#### Given request:
Locate every line that holds the string "left" and copy it.

Extracted data entries
☆ ☆ ☆ ☆
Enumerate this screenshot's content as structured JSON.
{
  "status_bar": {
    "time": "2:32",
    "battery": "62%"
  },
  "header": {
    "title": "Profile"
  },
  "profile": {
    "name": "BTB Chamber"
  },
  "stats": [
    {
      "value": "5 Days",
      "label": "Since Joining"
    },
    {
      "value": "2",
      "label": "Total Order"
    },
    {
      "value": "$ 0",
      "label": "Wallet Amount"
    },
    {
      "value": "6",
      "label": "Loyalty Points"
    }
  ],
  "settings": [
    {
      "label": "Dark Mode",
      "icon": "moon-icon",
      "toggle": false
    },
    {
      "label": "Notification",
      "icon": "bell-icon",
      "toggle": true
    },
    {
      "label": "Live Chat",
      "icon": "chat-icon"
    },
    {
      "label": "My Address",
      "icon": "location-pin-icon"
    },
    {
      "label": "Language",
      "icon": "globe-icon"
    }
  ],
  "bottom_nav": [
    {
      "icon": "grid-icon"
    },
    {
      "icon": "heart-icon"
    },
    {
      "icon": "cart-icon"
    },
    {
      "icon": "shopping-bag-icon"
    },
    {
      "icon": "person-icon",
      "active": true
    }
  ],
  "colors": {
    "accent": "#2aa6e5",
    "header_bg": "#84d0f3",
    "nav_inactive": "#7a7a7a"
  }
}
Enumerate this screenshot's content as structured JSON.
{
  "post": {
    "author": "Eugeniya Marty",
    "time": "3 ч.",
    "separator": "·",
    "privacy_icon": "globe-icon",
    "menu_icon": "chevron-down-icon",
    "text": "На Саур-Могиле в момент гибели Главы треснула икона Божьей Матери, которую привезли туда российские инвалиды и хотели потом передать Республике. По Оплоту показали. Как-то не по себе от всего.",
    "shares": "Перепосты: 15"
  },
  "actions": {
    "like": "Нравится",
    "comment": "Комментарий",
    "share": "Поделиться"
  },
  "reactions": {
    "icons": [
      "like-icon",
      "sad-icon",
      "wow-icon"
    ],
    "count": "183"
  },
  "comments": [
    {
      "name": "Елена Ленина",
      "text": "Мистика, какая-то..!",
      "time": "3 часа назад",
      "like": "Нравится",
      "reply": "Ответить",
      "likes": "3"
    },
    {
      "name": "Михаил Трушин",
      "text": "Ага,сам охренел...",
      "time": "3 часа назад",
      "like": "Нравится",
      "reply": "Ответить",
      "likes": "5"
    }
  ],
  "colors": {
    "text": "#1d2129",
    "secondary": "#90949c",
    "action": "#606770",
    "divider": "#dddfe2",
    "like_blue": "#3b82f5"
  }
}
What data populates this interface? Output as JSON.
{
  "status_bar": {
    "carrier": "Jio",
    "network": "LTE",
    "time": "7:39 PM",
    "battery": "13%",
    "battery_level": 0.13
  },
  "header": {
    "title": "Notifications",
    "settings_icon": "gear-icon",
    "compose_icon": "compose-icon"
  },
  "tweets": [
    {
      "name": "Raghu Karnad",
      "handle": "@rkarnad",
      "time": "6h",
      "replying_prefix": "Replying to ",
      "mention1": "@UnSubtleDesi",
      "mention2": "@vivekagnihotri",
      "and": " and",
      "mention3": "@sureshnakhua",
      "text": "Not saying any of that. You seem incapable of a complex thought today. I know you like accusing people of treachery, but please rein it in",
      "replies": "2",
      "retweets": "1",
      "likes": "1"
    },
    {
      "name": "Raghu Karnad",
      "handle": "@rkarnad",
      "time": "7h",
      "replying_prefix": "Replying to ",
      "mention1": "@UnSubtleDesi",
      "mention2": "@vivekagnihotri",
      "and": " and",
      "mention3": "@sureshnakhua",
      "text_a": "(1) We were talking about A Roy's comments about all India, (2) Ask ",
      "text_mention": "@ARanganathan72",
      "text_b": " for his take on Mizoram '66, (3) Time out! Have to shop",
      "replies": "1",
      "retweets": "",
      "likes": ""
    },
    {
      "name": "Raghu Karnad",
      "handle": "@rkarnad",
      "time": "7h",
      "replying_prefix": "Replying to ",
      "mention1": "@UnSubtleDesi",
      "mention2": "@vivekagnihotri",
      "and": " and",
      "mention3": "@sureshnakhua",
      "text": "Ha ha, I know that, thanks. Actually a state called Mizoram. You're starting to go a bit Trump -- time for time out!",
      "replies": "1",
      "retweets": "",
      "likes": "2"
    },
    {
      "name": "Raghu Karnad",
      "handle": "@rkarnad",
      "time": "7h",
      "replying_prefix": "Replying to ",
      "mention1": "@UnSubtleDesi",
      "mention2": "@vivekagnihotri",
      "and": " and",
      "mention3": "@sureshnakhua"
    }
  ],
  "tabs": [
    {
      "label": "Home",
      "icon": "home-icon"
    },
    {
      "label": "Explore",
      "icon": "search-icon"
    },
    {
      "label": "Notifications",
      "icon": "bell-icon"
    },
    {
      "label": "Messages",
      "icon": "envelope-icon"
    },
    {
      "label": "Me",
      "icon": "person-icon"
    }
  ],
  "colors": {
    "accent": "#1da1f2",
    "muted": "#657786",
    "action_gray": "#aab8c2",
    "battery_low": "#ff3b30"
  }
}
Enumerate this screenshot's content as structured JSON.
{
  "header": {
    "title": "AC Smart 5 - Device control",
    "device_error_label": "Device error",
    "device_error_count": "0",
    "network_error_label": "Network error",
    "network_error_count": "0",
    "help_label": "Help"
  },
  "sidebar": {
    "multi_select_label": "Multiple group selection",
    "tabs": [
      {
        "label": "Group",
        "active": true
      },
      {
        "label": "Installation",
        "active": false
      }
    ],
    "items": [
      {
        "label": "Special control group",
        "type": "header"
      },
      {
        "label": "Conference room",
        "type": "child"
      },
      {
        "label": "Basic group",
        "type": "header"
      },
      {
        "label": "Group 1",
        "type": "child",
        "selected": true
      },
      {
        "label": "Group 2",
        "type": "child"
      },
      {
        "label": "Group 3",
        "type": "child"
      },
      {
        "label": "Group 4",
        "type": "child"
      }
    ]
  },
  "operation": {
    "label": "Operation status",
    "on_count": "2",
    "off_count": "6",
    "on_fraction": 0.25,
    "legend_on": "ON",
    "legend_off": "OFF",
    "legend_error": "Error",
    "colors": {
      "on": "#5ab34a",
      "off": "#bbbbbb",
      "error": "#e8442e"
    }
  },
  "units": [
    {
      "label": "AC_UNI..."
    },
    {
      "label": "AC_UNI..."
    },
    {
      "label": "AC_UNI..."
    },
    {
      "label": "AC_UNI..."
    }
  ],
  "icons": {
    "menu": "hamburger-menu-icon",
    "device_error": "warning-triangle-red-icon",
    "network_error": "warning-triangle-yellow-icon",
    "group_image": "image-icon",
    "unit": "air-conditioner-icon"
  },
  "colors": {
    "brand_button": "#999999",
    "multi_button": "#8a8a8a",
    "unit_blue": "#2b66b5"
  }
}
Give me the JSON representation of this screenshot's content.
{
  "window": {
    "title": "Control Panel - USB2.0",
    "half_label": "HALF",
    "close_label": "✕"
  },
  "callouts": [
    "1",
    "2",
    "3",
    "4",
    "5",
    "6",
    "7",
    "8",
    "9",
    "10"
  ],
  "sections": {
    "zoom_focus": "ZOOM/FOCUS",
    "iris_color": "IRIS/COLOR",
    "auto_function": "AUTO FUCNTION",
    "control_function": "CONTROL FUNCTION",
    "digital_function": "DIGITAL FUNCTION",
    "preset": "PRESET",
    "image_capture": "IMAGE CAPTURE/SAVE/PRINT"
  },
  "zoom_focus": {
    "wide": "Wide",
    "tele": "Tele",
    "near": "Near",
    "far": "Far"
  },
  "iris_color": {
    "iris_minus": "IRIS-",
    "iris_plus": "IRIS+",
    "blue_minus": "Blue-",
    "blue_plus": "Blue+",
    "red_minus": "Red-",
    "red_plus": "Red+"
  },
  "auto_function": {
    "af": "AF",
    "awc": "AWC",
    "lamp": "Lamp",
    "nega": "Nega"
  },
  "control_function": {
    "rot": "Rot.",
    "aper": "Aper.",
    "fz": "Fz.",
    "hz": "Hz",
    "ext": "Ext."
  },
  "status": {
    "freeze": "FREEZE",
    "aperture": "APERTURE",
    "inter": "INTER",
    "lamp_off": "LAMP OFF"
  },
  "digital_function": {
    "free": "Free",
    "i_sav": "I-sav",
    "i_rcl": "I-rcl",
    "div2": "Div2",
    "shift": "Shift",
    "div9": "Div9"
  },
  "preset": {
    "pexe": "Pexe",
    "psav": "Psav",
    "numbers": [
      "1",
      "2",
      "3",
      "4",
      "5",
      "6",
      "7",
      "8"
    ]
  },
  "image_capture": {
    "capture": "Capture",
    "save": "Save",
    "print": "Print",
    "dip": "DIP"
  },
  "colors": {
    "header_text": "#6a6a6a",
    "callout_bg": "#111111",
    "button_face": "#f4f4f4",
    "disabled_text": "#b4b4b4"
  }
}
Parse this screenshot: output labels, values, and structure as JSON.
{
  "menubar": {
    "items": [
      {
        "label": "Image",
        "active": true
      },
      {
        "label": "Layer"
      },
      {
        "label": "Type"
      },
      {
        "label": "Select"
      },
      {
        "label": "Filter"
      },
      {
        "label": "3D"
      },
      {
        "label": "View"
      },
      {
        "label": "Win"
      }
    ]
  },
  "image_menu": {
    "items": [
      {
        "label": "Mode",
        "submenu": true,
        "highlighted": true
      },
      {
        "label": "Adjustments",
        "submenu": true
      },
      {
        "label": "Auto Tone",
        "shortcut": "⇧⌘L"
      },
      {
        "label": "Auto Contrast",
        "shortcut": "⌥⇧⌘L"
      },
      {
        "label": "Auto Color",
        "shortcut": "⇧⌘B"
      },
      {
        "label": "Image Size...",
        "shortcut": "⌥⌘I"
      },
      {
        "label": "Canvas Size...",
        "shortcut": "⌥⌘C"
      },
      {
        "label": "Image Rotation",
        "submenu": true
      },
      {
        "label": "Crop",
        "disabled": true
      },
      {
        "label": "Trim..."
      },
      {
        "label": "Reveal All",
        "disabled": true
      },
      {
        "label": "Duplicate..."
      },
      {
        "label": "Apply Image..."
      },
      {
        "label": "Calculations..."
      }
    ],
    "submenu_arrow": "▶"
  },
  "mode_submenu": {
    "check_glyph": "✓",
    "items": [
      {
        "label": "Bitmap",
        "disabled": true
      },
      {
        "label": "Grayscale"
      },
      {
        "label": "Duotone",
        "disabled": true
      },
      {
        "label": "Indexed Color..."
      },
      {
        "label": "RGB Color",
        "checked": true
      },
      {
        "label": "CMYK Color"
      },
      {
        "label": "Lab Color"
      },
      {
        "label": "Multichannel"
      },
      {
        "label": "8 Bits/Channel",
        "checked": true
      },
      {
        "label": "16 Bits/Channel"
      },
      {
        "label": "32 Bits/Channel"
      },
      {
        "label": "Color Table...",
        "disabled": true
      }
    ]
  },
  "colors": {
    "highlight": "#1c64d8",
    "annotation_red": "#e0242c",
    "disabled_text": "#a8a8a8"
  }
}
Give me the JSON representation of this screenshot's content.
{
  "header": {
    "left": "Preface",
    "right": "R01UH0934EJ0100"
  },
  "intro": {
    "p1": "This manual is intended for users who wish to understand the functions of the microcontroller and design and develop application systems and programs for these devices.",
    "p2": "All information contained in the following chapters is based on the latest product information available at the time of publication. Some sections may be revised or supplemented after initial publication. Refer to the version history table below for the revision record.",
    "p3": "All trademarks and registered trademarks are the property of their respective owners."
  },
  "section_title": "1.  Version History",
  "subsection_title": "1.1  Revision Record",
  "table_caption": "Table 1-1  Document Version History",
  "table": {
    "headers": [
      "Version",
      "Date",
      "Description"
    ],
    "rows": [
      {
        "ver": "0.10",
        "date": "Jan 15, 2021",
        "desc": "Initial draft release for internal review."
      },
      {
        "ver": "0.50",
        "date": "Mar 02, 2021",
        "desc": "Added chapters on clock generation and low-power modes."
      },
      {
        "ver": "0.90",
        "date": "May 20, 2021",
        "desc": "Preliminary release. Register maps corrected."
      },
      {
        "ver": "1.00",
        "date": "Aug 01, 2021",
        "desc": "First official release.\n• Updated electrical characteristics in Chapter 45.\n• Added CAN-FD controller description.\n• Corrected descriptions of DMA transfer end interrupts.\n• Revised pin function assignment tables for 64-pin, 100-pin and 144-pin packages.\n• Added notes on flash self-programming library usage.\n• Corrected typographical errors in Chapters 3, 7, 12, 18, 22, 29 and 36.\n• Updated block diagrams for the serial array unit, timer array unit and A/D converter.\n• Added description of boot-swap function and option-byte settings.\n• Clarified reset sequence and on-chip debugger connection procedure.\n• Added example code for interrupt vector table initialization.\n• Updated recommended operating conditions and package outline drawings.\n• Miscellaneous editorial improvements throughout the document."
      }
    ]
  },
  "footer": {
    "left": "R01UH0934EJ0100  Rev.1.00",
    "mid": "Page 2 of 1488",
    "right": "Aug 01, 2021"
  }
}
☆ ☆ ☆ ☆
#### Answer for this exercise:
    "left": "Preface",
    "left": "R01UH0934EJ0100  Rev.1.00",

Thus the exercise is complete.